Records for this exercise
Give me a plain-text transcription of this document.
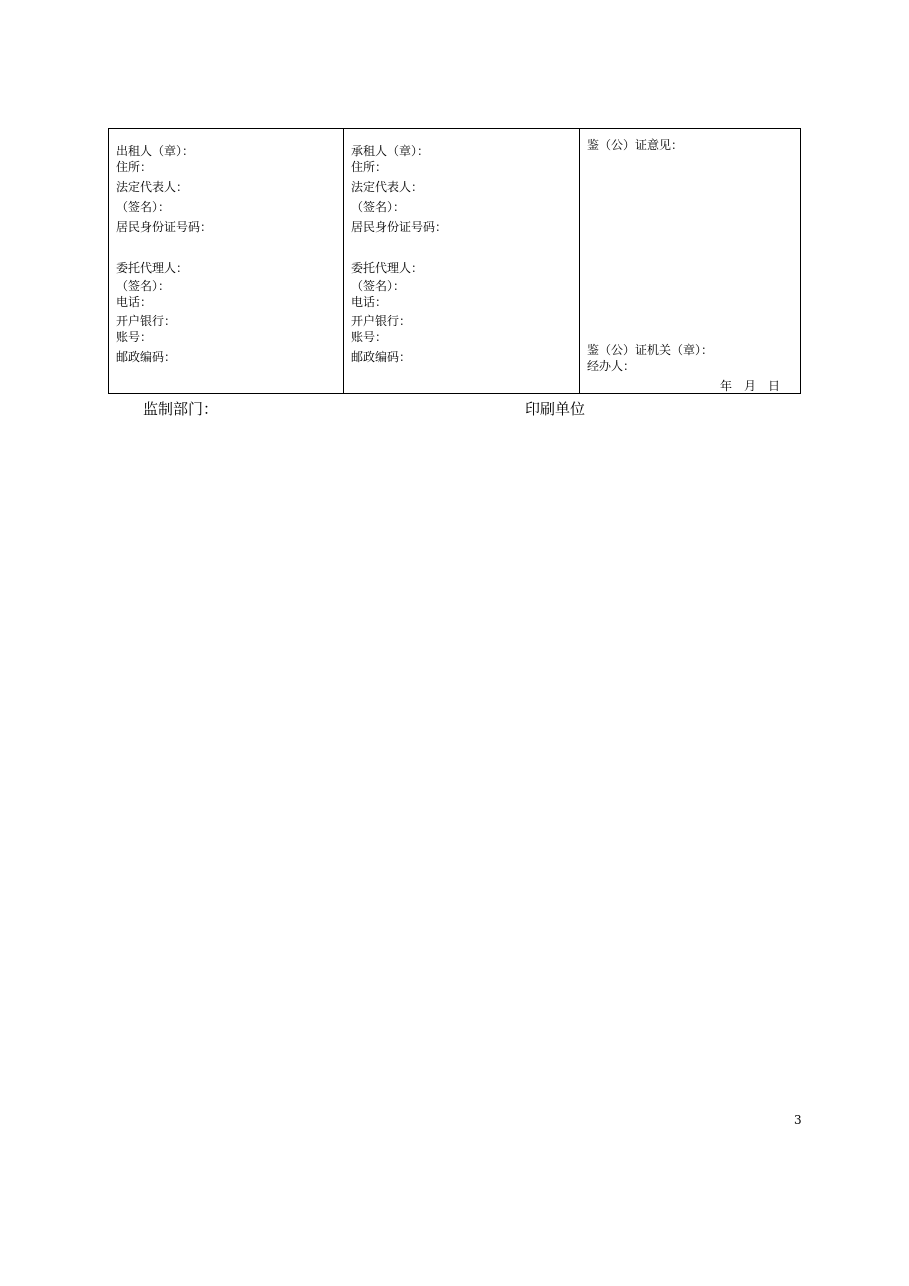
出租人（章）：
住所：
法定代表人：
（签名）：
居民身份证号码：
委托代理人：
（签名）：
电话：
开户银行：
账号：
邮政编码：
承租人（章）：
住所：
法定代表人：
（签名）：
居民身份证号码：
委托代理人：
（签名）：
电话：
开户银行：
账号：
邮政编码：
鉴（公）证意见：
鉴（公）证机关（章）：
经办人：
年　月　日
监制部门：	印刷单位
3
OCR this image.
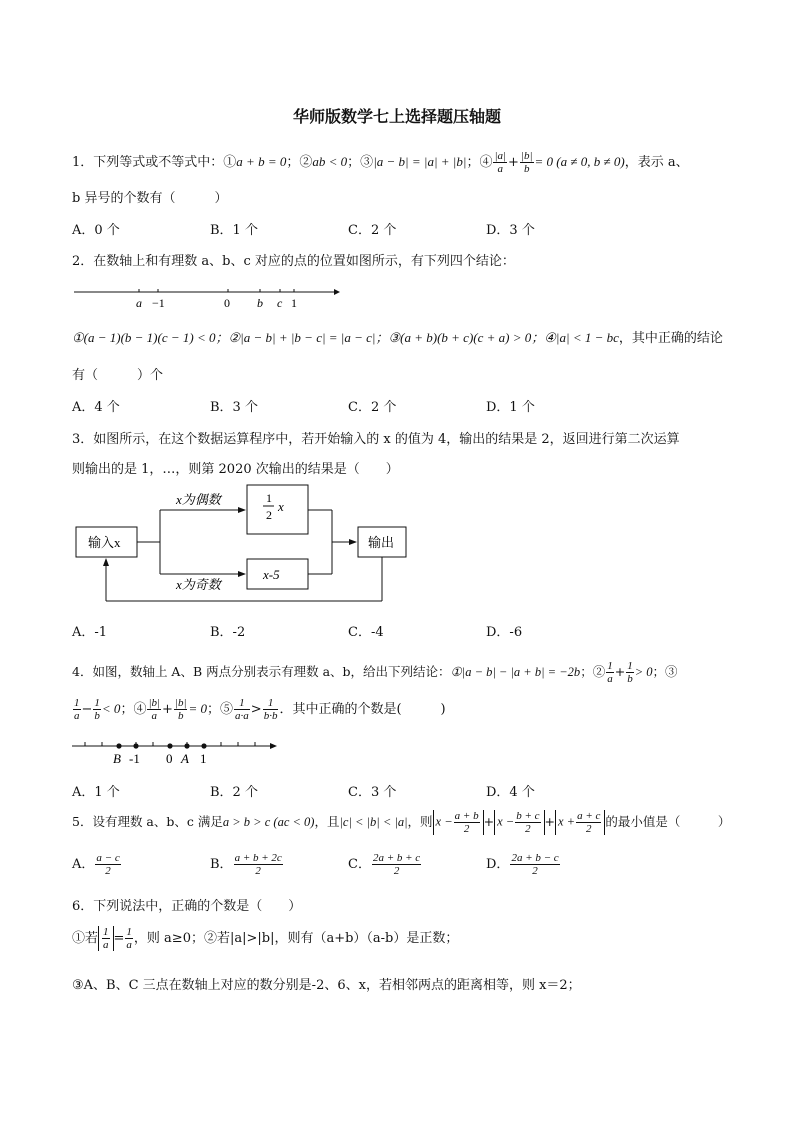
华师版数学七上选择题压轴题
1．下列等式或不等式中：①a + b = 0；②ab < 0；③|a − b| = |a| + |b|；④ $\frac{|a|}{a} + \frac{|b|}{b} = 0$ (a ≠ 0, b ≠ 0)，表示 a、
b 异号的个数有（　　　）
A．0 个	B．1 个	C．2 个	D．3 个
2．在数轴上和有理数 a、b、c 对应的点的位置如图所示，有下列四个结论：
a −1	0 b c 1
①(a − 1)(b − 1)(c − 1) < 0；②|a − b| + |b − c| = |a − c|；③(a + b)(b + c)(c + a) > 0；④|a| < 1 − bc，其中正确的结论
有（　　　）个
A．4 个	B．3 个	C．2 个	D．1 个
3．如图所示，在这个数据运算程序中，若开始输入的 x 的值为 4，输出的结果是 2，返回进行第二次运算
则输出的是 1，…，则第 2020 次输出的结果是（　　）
输入x
x为偶数
x为奇数
1
2
x
x-5
输出
A．-1	B．-2	C．-4	D．-6
4．如图，数轴上 A、B 两点分别表示有理数 a、b，给出下列结论：①|a − b| − |a + b| = −2b；② $\frac{1}{a} + \frac{1}{b} > 0$；③
$\frac{1}{a} - \frac{1}{b} < 0$；④ $\frac{|b|}{a} + \frac{|b|}{b} = 0$；⑤ $\frac{1}{a\cdot a} > \frac{1}{b\cdot b}$ ．其中正确的个数是(　　　)
B -1 0 A 1
A．1 个	B．2 个	C．3 个	D．4 个
5．设有理数 a、b、c 满足a > b > c (ac < 0)，且|c| < |b| < |a|，则 $x - \frac{a + b}{2} + x - \frac{b + c}{2} + x + \frac{a + c}{2}$ 的最小值是（　　　）
A． $\frac{a - c}{2}$	B． $\frac{a + b + 2c}{2}$	C． $\frac{2a + b + c}{2}$	D． $\frac{2a + b - c}{2}$
6．下列说法中，正确的个数是（　　）
①若 $\frac{1}{a} = \frac{1}{a}$ ，则 a≥0；②若|a|>|b|，则有（a+b）（a-b）是正数；
③A、B、C 三点在数轴上对应的数分别是-2、6、x，若相邻两点的距离相等，则 x＝2；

Given problem
Set down all the entries exactly as they appear, but skip any pictures.

Answer below
Give me a plain-text transcription of this document.
出租人（章）：
住所：
法定代表人：
（签名）：
居民身份证号码：
委托代理人：
（签名）：
电话：
开户银行：
账号：
邮政编码：
承租人（章）：
住所：
法定代表人：
（签名）：
居民身份证号码：
委托代理人：
（签名）：
电话：
开户银行：
账号：
邮政编码：
鉴（公）证意见：
鉴（公）证机关（章）：
经办人：
年　月　日
监制部门：	印刷单位
3
OCR this image.
华师版数学七上选择题压轴题
1．下列等式或不等式中：①a + b = 0；②ab < 0；③|a − b| = |a| + |b|；④ $\frac{|a|}{a} + \frac{|b|}{b} = 0$ (a ≠ 0, b ≠ 0)，表示 a、
b 异号的个数有（　　　）
A．0 个	B．1 个	C．2 个	D．3 个
2．在数轴上和有理数 a、b、c 对应的点的位置如图所示，有下列四个结论：
a −1	0 b c 1
①(a − 1)(b − 1)(c − 1) < 0；②|a − b| + |b − c| = |a − c|；③(a + b)(b + c)(c + a) > 0；④|a| < 1 − bc，其中正确的结论
有（　　　）个
A．4 个	B．3 个	C．2 个	D．1 个
3．如图所示，在这个数据运算程序中，若开始输入的 x 的值为 4，输出的结果是 2，返回进行第二次运算
则输出的是 1，…，则第 2020 次输出的结果是（　　）
输入x
x为偶数
x为奇数
1
2
x
x-5
输出
A．-1	B．-2	C．-4	D．-6
4．如图，数轴上 A、B 两点分别表示有理数 a、b，给出下列结论：①|a − b| − |a + b| = −2b；② $\frac{1}{a} + \frac{1}{b} > 0$；③
$\frac{1}{a} - \frac{1}{b} < 0$；④ $\frac{|b|}{a} + \frac{|b|}{b} = 0$；⑤ $\frac{1}{a\cdot a} > \frac{1}{b\cdot b}$ ．其中正确的个数是(　　　)
B -1 0 A 1
A．1 个	B．2 个	C．3 个	D．4 个
5．设有理数 a、b、c 满足a > b > c (ac < 0)，且|c| < |b| < |a|，则 $x - \frac{a + b}{2} + x - \frac{b + c}{2} + x + \frac{a + c}{2}$ 的最小值是（　　　）
A． $\frac{a - c}{2}$	B． $\frac{a + b + 2c}{2}$	C． $\frac{2a + b + c}{2}$	D． $\frac{2a + b - c}{2}$
6．下列说法中，正确的个数是（　　）
①若 $\frac{1}{a} = \frac{1}{a}$ ，则 a≥0；②若|a|>|b|，则有（a+b）（a-b）是正数；
③A、B、C 三点在数轴上对应的数分别是-2、6、x，若相邻两点的距离相等，则 x＝2；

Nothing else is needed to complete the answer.